▶ [EXERCISE DESCRIPTION]: Reproduce all entries precisely, down to the last character.

══════════

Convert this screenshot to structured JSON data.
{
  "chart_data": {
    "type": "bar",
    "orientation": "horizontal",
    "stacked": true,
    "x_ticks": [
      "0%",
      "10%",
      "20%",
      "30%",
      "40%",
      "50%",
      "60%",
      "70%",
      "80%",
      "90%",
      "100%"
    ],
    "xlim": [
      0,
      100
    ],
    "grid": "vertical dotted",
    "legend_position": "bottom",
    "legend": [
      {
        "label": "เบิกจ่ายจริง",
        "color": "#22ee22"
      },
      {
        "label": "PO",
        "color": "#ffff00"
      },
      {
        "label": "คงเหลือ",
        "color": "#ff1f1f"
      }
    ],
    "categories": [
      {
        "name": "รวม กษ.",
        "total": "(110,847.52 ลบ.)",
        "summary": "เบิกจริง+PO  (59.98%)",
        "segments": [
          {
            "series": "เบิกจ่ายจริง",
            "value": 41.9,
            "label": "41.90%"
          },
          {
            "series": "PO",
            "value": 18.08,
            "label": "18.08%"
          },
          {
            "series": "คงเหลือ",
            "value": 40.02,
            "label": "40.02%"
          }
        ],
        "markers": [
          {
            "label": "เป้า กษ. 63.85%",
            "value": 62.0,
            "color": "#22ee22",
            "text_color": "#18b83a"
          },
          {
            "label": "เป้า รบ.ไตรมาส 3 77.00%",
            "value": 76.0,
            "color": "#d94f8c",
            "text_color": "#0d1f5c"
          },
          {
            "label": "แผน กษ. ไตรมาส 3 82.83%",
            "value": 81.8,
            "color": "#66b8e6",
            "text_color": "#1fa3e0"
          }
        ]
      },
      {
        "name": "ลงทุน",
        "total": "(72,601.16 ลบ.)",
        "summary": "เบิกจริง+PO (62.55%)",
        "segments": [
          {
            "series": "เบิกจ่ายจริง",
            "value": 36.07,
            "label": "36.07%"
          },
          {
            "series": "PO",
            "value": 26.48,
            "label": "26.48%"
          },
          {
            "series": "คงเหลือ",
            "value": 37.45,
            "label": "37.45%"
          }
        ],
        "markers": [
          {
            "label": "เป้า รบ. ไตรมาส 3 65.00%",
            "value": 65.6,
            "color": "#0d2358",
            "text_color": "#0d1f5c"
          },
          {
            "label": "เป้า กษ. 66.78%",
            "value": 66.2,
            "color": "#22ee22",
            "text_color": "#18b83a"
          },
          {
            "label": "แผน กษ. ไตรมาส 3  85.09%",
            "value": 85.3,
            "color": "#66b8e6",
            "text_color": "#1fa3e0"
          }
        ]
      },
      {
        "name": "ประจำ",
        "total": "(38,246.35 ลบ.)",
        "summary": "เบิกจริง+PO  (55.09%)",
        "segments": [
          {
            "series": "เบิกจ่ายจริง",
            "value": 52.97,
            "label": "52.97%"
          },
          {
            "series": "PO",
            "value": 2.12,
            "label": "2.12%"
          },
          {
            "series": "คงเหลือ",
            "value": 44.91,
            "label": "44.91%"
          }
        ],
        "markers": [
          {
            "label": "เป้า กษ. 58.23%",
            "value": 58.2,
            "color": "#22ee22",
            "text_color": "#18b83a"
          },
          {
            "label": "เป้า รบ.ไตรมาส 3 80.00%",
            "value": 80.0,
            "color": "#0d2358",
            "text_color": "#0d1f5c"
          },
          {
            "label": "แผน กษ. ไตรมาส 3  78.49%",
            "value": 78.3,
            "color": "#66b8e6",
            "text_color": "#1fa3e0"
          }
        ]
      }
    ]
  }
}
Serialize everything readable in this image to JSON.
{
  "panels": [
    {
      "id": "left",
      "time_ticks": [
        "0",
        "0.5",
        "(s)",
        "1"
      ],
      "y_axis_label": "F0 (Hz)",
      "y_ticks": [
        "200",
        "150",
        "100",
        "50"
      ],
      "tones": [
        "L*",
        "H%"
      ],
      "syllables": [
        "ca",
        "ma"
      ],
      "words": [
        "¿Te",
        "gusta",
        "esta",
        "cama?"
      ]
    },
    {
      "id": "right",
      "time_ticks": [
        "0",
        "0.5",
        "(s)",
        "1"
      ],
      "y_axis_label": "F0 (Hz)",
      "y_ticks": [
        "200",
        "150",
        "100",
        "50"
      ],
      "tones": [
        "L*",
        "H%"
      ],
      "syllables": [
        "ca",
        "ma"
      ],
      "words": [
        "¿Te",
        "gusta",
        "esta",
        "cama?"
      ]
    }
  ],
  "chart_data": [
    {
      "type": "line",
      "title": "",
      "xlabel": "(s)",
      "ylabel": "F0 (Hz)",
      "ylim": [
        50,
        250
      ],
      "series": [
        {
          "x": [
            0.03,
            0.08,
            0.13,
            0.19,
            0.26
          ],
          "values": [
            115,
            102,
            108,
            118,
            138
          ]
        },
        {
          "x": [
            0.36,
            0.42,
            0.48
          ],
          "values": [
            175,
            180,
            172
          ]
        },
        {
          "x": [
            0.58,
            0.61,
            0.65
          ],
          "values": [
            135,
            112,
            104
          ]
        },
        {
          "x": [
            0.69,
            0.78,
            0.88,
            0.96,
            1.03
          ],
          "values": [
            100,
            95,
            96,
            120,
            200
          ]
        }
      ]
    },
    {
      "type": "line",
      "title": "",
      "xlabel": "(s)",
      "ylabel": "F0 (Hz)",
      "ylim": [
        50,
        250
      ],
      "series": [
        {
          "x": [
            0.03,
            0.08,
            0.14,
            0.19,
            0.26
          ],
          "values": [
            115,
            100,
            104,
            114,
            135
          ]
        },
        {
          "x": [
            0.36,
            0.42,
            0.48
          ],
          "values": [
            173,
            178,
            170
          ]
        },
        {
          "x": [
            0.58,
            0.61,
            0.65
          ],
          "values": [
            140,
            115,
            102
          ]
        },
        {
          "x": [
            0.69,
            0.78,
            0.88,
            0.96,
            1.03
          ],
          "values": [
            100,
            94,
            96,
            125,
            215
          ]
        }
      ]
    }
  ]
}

══════════

▶ [EXERCISE OUTPUT]:
Convert this screenshot to structured JSON data.
{
  "chart_data": {
    "type": "bar",
    "orientation": "horizontal",
    "stacked": true,
    "x_ticks": [
      "0%",
      "10%",
      "20%",
      "30%",
      "40%",
      "50%",
      "60%",
      "70%",
      "80%",
      "90%",
      "100%"
    ],
    "xlim": [
      0,
      100
    ],
    "grid": "vertical dotted",
    "legend_position": "bottom",
    "legend": [
      {
        "label": "เบิกจ่ายจริง",
        "color": "#22ee22"
      },
      {
        "label": "PO",
        "color": "#ffff00"
      },
      {
        "label": "คงเหลือ",
        "color": "#ff1f1f"
      }
    ],
    "categories": [
      {
        "name": "รวม กษ.",
        "total": "(110,847.52 ลบ.)",
        "summary": "เบิกจริง+PO  (59.98%)",
        "segments": [
          {
            "series": "เบิกจ่ายจริง",
            "value": 41.9,
            "label": "41.90%"
          },
          {
            "series": "PO",
            "value": 18.08,
            "label": "18.08%"
          },
          {
            "series": "คงเหลือ",
            "value": 40.02,
            "label": "40.02%"
          }
        ],
        "markers": [
          {
            "label": "เป้า กษ. 63.85%",
            "value": 62.0,
            "color": "#22ee22",
            "text_color": "#18b83a"
          },
          {
            "label": "เป้า รบ.ไตรมาส 3 77.00%",
            "value": 76.0,
            "color": "#d94f8c",
            "text_color": "#0d1f5c"
          },
          {
            "label": "แผน กษ. ไตรมาส 3 82.83%",
            "value": 81.8,
            "color": "#66b8e6",
            "text_color": "#1fa3e0"
          }
        ]
      },
      {
        "name": "ลงทุน",
        "total": "(72,601.16 ลบ.)",
        "summary": "เบิกจริง+PO (62.55%)",
        "segments": [
          {
            "series": "เบิกจ่ายจริง",
            "value": 36.07,
            "label": "36.07%"
          },
          {
            "series": "PO",
            "value": 26.48,
            "label": "26.48%"
          },
          {
            "series": "คงเหลือ",
            "value": 37.45,
            "label": "37.45%"
          }
        ],
        "markers": [
          {
            "label": "เป้า รบ. ไตรมาส 3 65.00%",
            "value": 65.6,
            "color": "#0d2358",
            "text_color": "#0d1f5c"
          },
          {
            "label": "เป้า กษ. 66.78%",
            "value": 66.2,
            "color": "#22ee22",
            "text_color": "#18b83a"
          },
          {
            "label": "แผน กษ. ไตรมาส 3  85.09%",
            "value": 85.3,
            "color": "#66b8e6",
            "text_color": "#1fa3e0"
          }
        ]
      },
      {
        "name": "ประจำ",
        "total": "(38,246.35 ลบ.)",
        "summary": "เบิกจริง+PO  (55.09%)",
        "segments": [
          {
            "series": "เบิกจ่ายจริง",
            "value": 52.97,
            "label": "52.97%"
          },
          {
            "series": "PO",
            "value": 2.12,
            "label": "2.12%"
          },
          {
            "series": "คงเหลือ",
            "value": 44.91,
            "label": "44.91%"
          }
        ],
        "markers": [
          {
            "label": "เป้า กษ. 58.23%",
            "value": 58.2,
            "color": "#22ee22",
            "text_color": "#18b83a"
          },
          {
            "label": "เป้า รบ.ไตรมาส 3 80.00%",
            "value": 80.0,
            "color": "#0d2358",
            "text_color": "#0d1f5c"
          },
          {
            "label": "แผน กษ. ไตรมาส 3  78.49%",
            "value": 78.3,
            "color": "#66b8e6",
            "text_color": "#1fa3e0"
          }
        ]
      }
    ]
  }
}
Serialize everything readable in this image to JSON.
{
  "panels": [
    {
      "id": "left",
      "time_ticks": [
        "0",
        "0.5",
        "(s)",
        "1"
      ],
      "y_axis_label": "F0 (Hz)",
      "y_ticks": [
        "200",
        "150",
        "100",
        "50"
      ],
      "tones": [
        "L*",
        "H%"
      ],
      "syllables": [
        "ca",
        "ma"
      ],
      "words": [
        "¿Te",
        "gusta",
        "esta",
        "cama?"
      ]
    },
    {
      "id": "right",
      "time_ticks": [
        "0",
        "0.5",
        "(s)",
        "1"
      ],
      "y_axis_label": "F0 (Hz)",
      "y_ticks": [
        "200",
        "150",
        "100",
        "50"
      ],
      "tones": [
        "L*",
        "H%"
      ],
      "syllables": [
        "ca",
        "ma"
      ],
      "words": [
        "¿Te",
        "gusta",
        "esta",
        "cama?"
      ]
    }
  ],
  "chart_data": [
    {
      "type": "line",
      "title": "",
      "xlabel": "(s)",
      "ylabel": "F0 (Hz)",
      "ylim": [
        50,
        250
      ],
      "series": [
        {
          "x": [
            0.03,
            0.08,
            0.13,
            0.19,
            0.26
          ],
          "values": [
            115,
            102,
            108,
            118,
            138
          ]
        },
        {
          "x": [
            0.36,
            0.42,
            0.48
          ],
          "values": [
            175,
            180,
            172
          ]
        },
        {
          "x": [
            0.58,
            0.61,
            0.65
          ],
          "values": [
            135,
            112,
            104
          ]
        },
        {
          "x": [
            0.69,
            0.78,
            0.88,
            0.96,
            1.03
          ],
          "values": [
            100,
            95,
            96,
            120,
            200
          ]
        }
      ]
    },
    {
      "type": "line",
      "title": "",
      "xlabel": "(s)",
      "ylabel": "F0 (Hz)",
      "ylim": [
        50,
        250
      ],
      "series": [
        {
          "x": [
            0.03,
            0.08,
            0.14,
            0.19,
            0.26
          ],
          "values": [
            115,
            100,
            104,
            114,
            135
          ]
        },
        {
          "x": [
            0.36,
            0.42,
            0.48
          ],
          "values": [
            173,
            178,
            170
          ]
        },
        {
          "x": [
            0.58,
            0.61,
            0.65
          ],
          "values": [
            140,
            115,
            102
          ]
        },
        {
          "x": [
            0.69,
            0.78,
            0.88,
            0.96,
            1.03
          ],
          "values": [
            100,
            94,
            96,
            125,
            215
          ]
        }
      ]
    }
  ]
}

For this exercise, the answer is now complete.